_What this exercise asks_
a) Do the following statements agree with the text on TCE custom operations? (i) After the register file change, the number of add operations went up. (ii) The function reflect() is called only with 8 and 32 bit widths. (iii) Simulating a custom operation in TCE requires an actual hardware implementation of it. Answer each with yes or no and quote the deciding words of the text.
b) Update the text on TCE custom operations from "The steps needed" up to and including "an unsigned long).", replacing "bit pattern" with "bit sequence".
c) Take the text on TCE custom operations further, starting from where it stops.
— begin Text —
Let's try the latter option because this way we increase the number of registers that can be accessed simultaneously on one clock cycle. This can be done by selecting the RF and using copy and paste. Then connect it to the IC. Simulation statistics should indicate performance increase. As expected, the number of load and store operations decreased. But notice also that the number of add operations decreased quite a lot. The reason is simple: addition is used to calculate stack memory addresses for the spilled registers.
The architecture could be still modified even further to drop the cycle count but let's settle for this now and move on to custom operations.
First of all, it is quite simple and efficient to implement CRC calculation entirely on hardware. Naturally, using the whole CRC function as a custom operation would be quite pointless and the benefits of using a processor based implementation would get smaller. Instead, we will concentrate on trying to accelerate smaller parts of the algorithm, which is the most useful way for most algorithms.
The steps needed for custom opeation are:
Finding the operation to be optimized is quite obvious in this case if you look at function crcFast(). It consists of a for-loop in which the function reflect() is called through the macro REFLECT_DATA. If you look at the actual function (shown also in Fig. 3.4 you can see that it is quite simple to implement on hardware, but requires many instructions if done with basic operations in software. The function ``reflects'' the bit pattern around the middle point like a mirror. For example, the bit pattern 1101 0010 becomes 0100 1011. The main complexity of the function is that the bit pattern width is not fixed. Fortunately, the width cannot be arbitrary. If you examine the crcFast()-function and the reflect macros you can spot that function reflect() is only called with 8 and 32 bit widths (unsigned char and 'crc' which is an unsigned long).
A great advantage of TCE is that the operation semantics, processor architecture, and implementation are separate abstractions. This simplifies designing custom operations since you can simulate your design by simply defining the simulation behaviour of the operation and setting the latency of the operation to the processor architecture definition. This is nice as you do not need an actual hardware implementation of the operation at this point of the design, but can evaluate different custom operation possibilities at the architectural level. However, this brings up an awkward question: how to determine the latency of the operation? Unrealistic or too pessimistic latency estimates can produce inaccurate performance results and bias the analysis.
One approach to the problem is to take an educated guess and simulate some test cases with different custom operation latencies. This way you can determine a latency range in which the custom operation would accelerate your application to the satisfactory level. For example, custom operation with 1 cycle delay might give speedup but cycles gives just 3%. After this you can sketch how the operation could be implemented in hardware, or consult someone knowledgeable in hardware design to figure out whether the custom operation can be reasonably implemented within the latency constraint.
— end Text —
— begin Supplied information —
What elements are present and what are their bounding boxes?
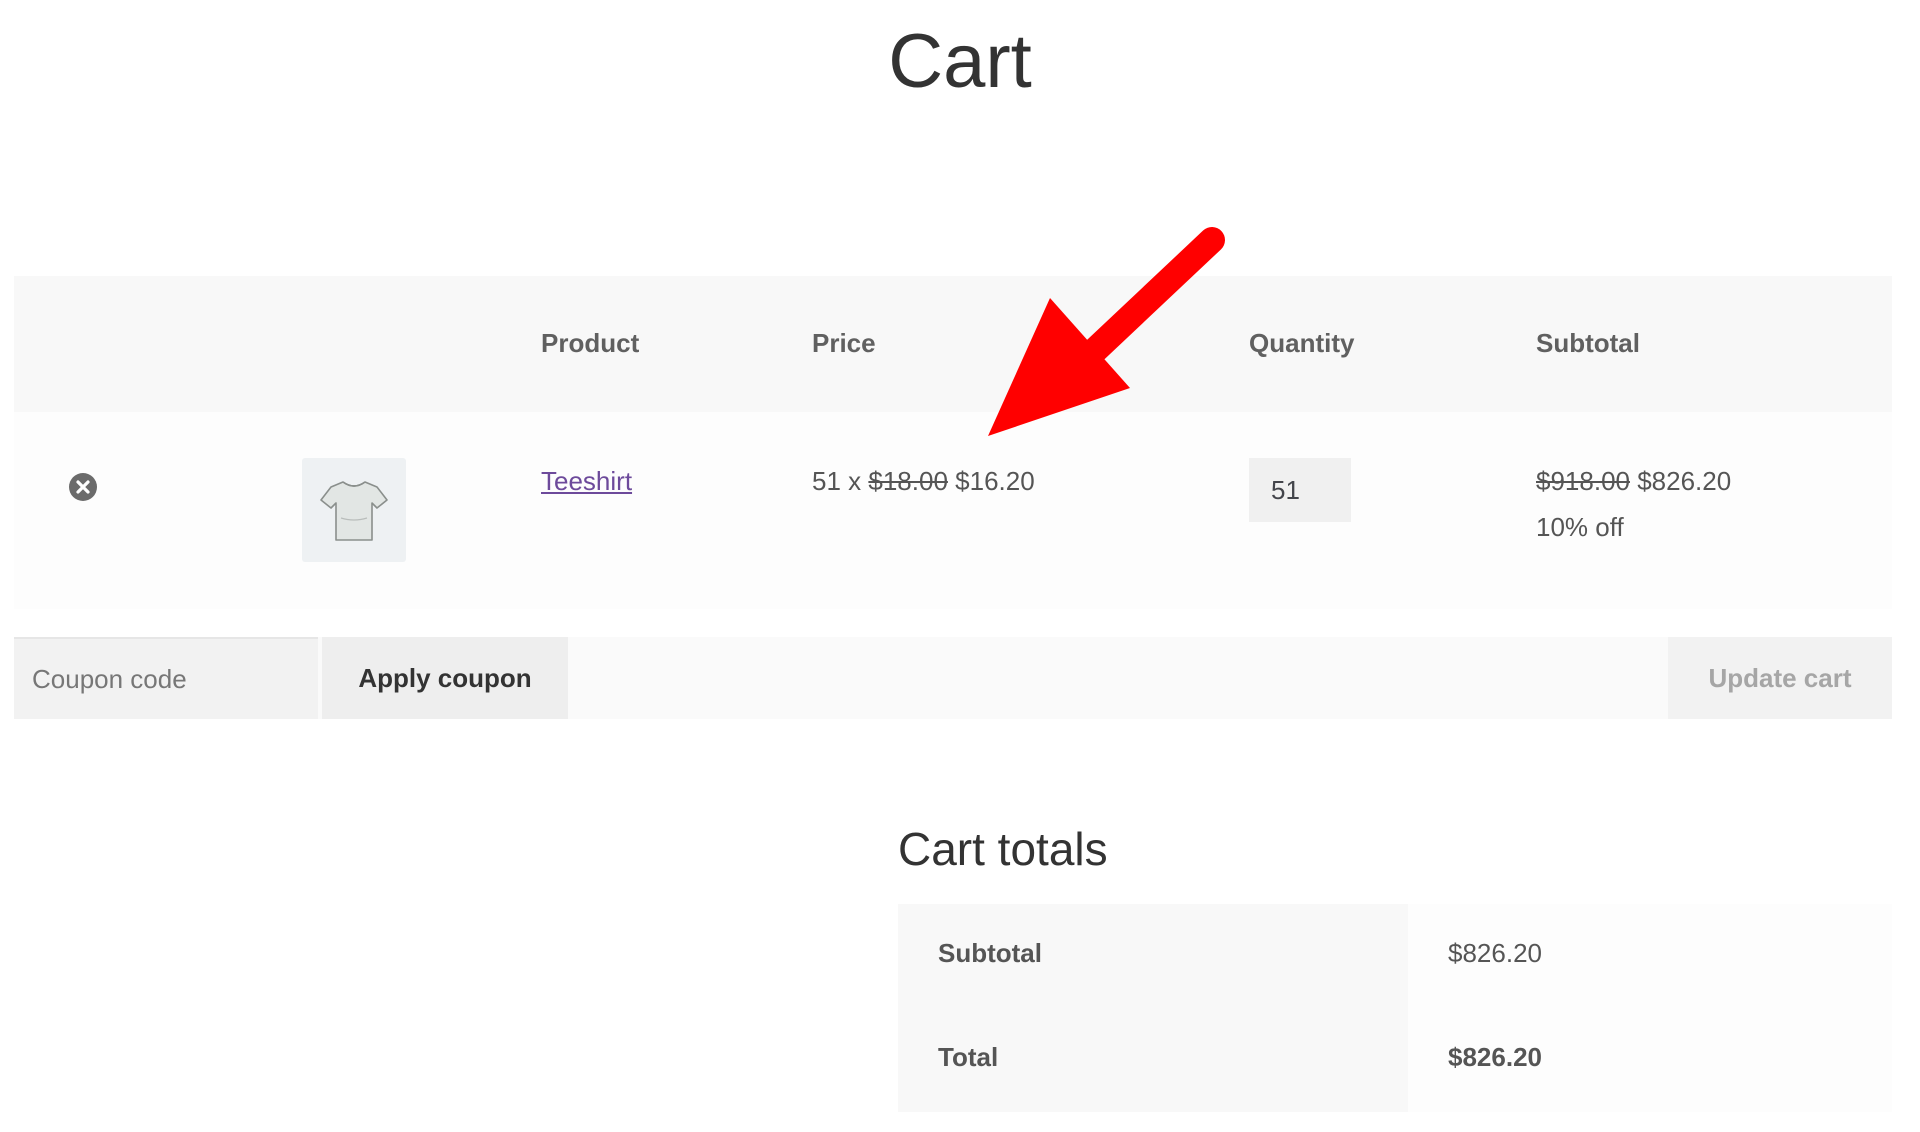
- remove-item-icon[interactable]: [68, 472, 98, 502]
- subtotal-sale: $826.20: [1637, 466, 1732, 496]
- tshirt-icon: [320, 481, 388, 541]
- price-original: $18.00: [868, 466, 948, 496]
- totals-subtotal-value: $826.20: [1408, 904, 1892, 1008]
- header-subtotal: Subtotal: [1536, 328, 1640, 358]
- totals-subtotal-label: Subtotal: [898, 904, 1408, 1008]
- subtotal-cell: $918.00 $826.20: [1536, 466, 1731, 497]
- coupon-code-input[interactable]: [14, 637, 318, 719]
- price-cell: 51 x $18.00 $16.20: [812, 466, 1035, 497]
- cart-actions: Apply coupon Update cart: [14, 637, 1892, 719]
- header-product: Product: [541, 328, 640, 358]
- totals-row-total: Total $826.20: [898, 1008, 1892, 1112]
- totals-row-subtotal: Subtotal $826.20: [898, 904, 1892, 1008]
- price-sale: $16.20: [955, 466, 1035, 496]
- quantity-input[interactable]: [1249, 458, 1351, 522]
- product-link[interactable]: Teeshirt: [541, 466, 632, 497]
- cart-table: Product Price Quantity Subtotal Teeshirt…: [14, 276, 1892, 609]
- page-title: Cart: [888, 19, 1032, 104]
- product-thumbnail[interactable]: [302, 458, 406, 562]
- cart-item-row: Teeshirt 51 x $18.00 $16.20 $918.00 $826…: [14, 412, 1892, 609]
- price-quantity-prefix: 51 x: [812, 466, 862, 496]
- apply-coupon-button[interactable]: Apply coupon: [322, 637, 568, 719]
- header-price: Price: [812, 328, 876, 358]
- cart-totals-table: Subtotal $826.20 Total $826.20: [898, 904, 1892, 1112]
- totals-total-label: Total: [898, 1008, 1408, 1112]
- cart-table-header: Product Price Quantity Subtotal: [14, 276, 1892, 412]
- update-cart-button[interactable]: Update cart: [1668, 637, 1892, 719]
- subtotal-original: $918.00: [1536, 466, 1630, 496]
- totals-total-value: $826.20: [1408, 1008, 1892, 1112]
- cart-totals-title: Cart totals: [898, 823, 1108, 875]
- header-quantity: Quantity: [1249, 328, 1355, 358]
- discount-note: 10% off: [1536, 512, 1624, 542]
— end Supplied information —
_Answers by task_
a)
(i) No: "the number of add operations decreased quite a lot"
(ii) Yes: "function reflect() is only called with 8 and 32 bit widths"
(iii) No: "you do not need an actual hardware implementation of the operation at this point of the design"

b)
The steps needed for custom opeation are:
Finding the operation to be optimized is quite obvious in this case if you look at function crcFast(). It consists of a for-loop in which the function reflect() is called through the macro REFLECT_DATA. If you look at the actual function (shown also in Fig. 3.4 you can see that it is quite simple to implement on hardware, but requires many instructions if done with basic operations in software. The function ``reflects'' the bit sequence around the middle point like a mirror. For example, the bit sequence 1101 0010 becomes 0100 1011. The main complexity of the function is that the bit sequence width is not fixed. Fortunately, the width cannot be arbitrary. If you examine the crcFast()-function and the reflect macros you can spot that function reflect() is only called with 8 and 32 bit widths (unsigned char and 'crc' which is an unsigned long).

c)
Another approach is to try and determine the latency by examining the operation itself and considering how it could be implemented. This approach requires some insight in digital design.
Besides latency you should also consider the size of the custom function unit. It will consume extra die area, but the size limit is always case-specific, especially when area taken by memories is accounted. Accurate size estimation requires the actual HW implementation and synthesis.
Let us consider the reflect function. If we had fixed width we could implement the reflect by hard wiring (and registering the output) because the operation only moves bits to other locations in the word. This could be done easily in one clock cycle, as in right side of Fig. 3.4. But we need two different bit widths so it is somewhat more complicated. We could design the HW in such way that it has two operations: one for 8-bit data and another for 32-bit data. One way to implement this is to have 32-bit wide crosswiring and register the output. The 8-bit value would be reflected to the 8 MSB bits of the 32-bit wiring. Then we need to move the 8 MSB bits to the LSB end and set rest to zero. This moving can be implemented using multiplexers. So concerning the latency this can all be done easily within one clock cycle as there is not much logic needed.
Now we have decided the operation to be accelerated and its latency.
Next we will create a function unit implementing the operation and add it to our processor design. First, a description of the semantics of the new operation must be added at least to Operation Set Abstraction Layer (Sections 2.2.6 and 4.3). OSAL stores the semantic properties of the operation, which includes the simulation behavior, operand count etc., but not the latency. OSAL definitions can be added by using the OSAL GUI, OSEd (Section 4.2.1).
Synthesis or simulation at the VHDL level requires that at least one function unit implementing the operation must be added to the Hardware Database (Section 2.2.3). In this tutorial we add the FU implementation for our custom operation so the processor implementation can be generated, but omit the cost data required for the cost estimation. In general case, cost data should be added to cost database as well.
OSEd is started with the command
osed &
Create a new operation module, which is a container for a set of operations. You can add a new module in any of the predefined search paths, provided that you have sufficient file system access permissions.
For example, choose directory /home/user/.tce/opset/custom, where user is the name of the user account being used for the tutorial. This directory is intended for the custom operations defined by the current user, and should always have sufficient access rights.
#include "OSAL.hh" OPERATION(REFLECT8) TRIGGER unsigned long data = UINT(1); unsigned char nBits = 8; unsigned long reflection = 0x00000000; unsigned char bit; /* * Reflect the data about the center bit. */ for (bit = 0; bit < nBits; ++bit) { /* * If the LSB bit is set, set the reflection of it. */ if (data & 0x01) { reflection |= (1 << ((nBits - 1) - bit)); } data = (data >> 1); } IO(2) = static_cast<unsigned> (reflection); return true; END_TRIGGER; END_OPERATION(REFLECT8) OPERATION(REFLECT32) TRIGGER unsigned long data = UINT(1); unsigned char nBits = 32; unsigned long reflection = 0x00000000; unsigned char bit; /* * Reflect the data about the center bit. */ for (bit = 0; bit < nBits; ++bit) { /* * If the LSB bit is set, set the reflection of it. */ if (data & 0x01) { reflection |= (1 << ((nBits - 1) - bit)); } data = (data >> 1); } IO(2) = static_cast<unsigned> (reflection); return true; END_TRIGGER; END_OPERATION(REFLECT32)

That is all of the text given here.